Merge pull request #17571 from unknownbrackets/softgpu-dot

softgpu: Use SIMD more for dot products

GPU/Math3D.h

@@ -1116,11 +1116,6 @@ inline void Transpose4x4(float out[16], const float in[16]) {
 	}
 }
 
-inline float Vec3Dot(const float v1[3], const float v2[3])
-{
-	return v1[0]*v2[0] + v1[1]*v2[1] + v1[2]*v2[2];
-}
-
 namespace Math3D {
 
 template<typename T>

GPU/Software/Lighting.cpp

@@ -219,9 +219,10 @@ static inline __m128i LightColorScaleBy512SSE4(__m128i factor, __m128i color, __
 }
 #endif
 
+template <bool useSSE4>
 static inline int LightCeil(float f) {
 #if defined(_M_SSE)
-	if (cpu_info.bSSE4_1)
+	if (useSSE4)
 		return LightCeilSSE4(f);
 #elif PPSSPP_ARCH(ARM64_NEON)
 	return vcvtps_s32_f32(f);
@@ -229,12 +230,13 @@ static inline int LightCeil(float f) {
 	return (int)ceilf(f);
 }
 
+template <bool useSSE4>
 static Vec4<int> LightColorScaleBy512(const Vec4<int> &factor, const Vec4<int> &color, int scale) {
 	// We multiply s9 * s9 * s9, resulting in s27, then shift off 19 to get 8-bit.
 	// The reason all factors are s9 is to account for rounding.
 	// Also note that all values are positive, so can be treated as unsigned.
 #if defined(_M_SSE) && !PPSSPP_ARCH(X86)
-	if (cpu_info.bSSE4_1)
+	if (useSSE4)
******
Required work
Rewrite the commit diff from "GPU/Math3D.h" up to and including "const float v2[3])", changing "Vec3Dot" to "Dot3". The lines after this commit diff have no connection to it.
******
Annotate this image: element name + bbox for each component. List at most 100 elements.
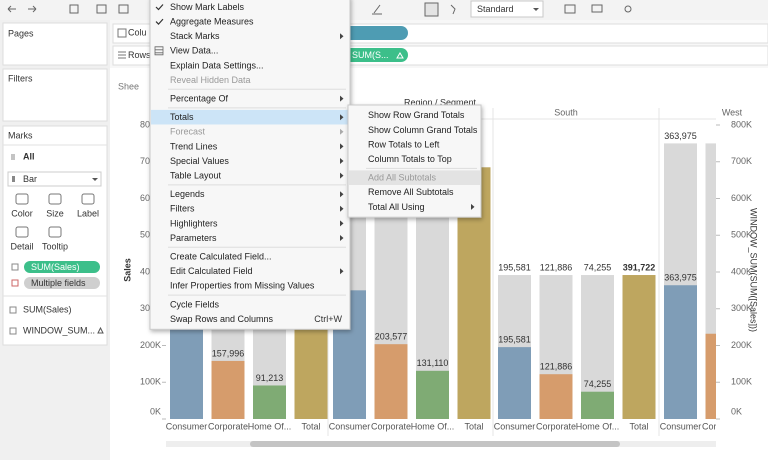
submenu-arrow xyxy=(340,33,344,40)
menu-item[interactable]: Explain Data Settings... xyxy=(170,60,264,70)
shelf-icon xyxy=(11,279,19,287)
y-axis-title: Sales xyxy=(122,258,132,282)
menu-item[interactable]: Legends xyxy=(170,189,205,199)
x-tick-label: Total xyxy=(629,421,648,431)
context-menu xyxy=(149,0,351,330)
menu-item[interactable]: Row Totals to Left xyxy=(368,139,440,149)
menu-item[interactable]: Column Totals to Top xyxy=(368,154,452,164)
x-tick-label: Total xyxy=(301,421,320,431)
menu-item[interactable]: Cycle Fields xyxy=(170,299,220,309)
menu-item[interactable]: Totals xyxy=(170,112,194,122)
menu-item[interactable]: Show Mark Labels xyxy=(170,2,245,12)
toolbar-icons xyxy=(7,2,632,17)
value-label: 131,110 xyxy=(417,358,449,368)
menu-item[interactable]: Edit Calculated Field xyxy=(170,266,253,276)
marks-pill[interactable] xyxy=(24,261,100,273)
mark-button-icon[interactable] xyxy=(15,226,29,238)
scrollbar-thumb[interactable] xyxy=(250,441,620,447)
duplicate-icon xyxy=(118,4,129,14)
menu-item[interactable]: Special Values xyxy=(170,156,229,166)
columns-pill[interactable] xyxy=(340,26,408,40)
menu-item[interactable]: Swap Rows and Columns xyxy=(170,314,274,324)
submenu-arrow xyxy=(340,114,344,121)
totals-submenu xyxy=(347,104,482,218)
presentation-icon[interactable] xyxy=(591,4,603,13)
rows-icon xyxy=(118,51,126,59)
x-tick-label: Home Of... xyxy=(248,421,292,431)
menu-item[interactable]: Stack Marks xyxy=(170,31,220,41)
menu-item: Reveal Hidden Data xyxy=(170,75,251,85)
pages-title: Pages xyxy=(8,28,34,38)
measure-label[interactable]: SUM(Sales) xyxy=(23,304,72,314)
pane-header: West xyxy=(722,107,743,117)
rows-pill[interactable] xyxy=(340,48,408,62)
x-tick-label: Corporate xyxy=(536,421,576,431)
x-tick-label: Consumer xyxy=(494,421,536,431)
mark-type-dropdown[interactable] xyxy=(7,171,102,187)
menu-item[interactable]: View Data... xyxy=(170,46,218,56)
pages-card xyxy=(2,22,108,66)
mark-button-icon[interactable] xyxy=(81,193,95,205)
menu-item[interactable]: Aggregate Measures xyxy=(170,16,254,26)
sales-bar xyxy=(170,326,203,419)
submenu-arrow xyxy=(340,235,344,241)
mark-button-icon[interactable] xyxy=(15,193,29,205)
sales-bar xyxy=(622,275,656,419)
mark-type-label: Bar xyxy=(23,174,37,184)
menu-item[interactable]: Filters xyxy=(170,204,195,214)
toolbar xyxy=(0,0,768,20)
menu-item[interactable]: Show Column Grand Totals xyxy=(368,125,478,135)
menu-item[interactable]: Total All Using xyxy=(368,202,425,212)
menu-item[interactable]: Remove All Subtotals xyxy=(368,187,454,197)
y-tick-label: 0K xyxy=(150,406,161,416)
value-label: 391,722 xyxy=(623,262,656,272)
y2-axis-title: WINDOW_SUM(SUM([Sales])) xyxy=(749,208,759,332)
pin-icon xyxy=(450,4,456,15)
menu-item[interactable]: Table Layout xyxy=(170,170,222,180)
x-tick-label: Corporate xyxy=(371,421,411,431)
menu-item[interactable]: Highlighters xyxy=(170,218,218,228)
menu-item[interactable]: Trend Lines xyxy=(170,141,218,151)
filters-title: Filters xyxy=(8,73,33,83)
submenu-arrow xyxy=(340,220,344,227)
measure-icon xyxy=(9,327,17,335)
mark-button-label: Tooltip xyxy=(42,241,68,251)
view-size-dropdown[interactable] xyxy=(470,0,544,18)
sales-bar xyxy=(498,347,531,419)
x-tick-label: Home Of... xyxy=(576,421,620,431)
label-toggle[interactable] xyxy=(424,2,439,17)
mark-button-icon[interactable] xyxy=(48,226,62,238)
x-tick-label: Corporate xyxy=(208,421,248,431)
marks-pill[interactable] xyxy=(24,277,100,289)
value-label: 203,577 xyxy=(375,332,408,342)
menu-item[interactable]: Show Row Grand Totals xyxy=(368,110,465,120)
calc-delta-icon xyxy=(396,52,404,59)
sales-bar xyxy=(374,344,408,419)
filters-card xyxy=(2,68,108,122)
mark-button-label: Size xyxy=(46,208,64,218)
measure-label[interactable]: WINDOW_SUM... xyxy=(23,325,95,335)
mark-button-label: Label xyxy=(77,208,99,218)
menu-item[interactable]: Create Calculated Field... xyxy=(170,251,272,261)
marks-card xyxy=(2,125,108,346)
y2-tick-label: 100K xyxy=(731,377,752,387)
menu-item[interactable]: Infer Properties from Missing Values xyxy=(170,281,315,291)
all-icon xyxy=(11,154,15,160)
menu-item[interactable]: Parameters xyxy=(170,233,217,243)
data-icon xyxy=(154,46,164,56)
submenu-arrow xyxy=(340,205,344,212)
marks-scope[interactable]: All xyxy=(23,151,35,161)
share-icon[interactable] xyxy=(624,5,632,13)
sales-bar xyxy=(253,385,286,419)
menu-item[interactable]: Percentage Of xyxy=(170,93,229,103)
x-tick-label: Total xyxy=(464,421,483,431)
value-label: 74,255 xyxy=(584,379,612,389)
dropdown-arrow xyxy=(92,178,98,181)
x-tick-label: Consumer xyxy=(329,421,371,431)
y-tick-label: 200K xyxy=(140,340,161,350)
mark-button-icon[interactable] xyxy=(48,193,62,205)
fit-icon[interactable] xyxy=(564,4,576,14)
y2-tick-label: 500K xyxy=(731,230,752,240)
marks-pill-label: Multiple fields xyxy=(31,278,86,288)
******
Response
GPU/Math3D.h

@@ -1116,11 +1116,6 @@ inline void Transpose4x4(float out[16], const float in[16]) {
 	}
 }
 
-inline float Dot3(const float v1[3], const float v2[3])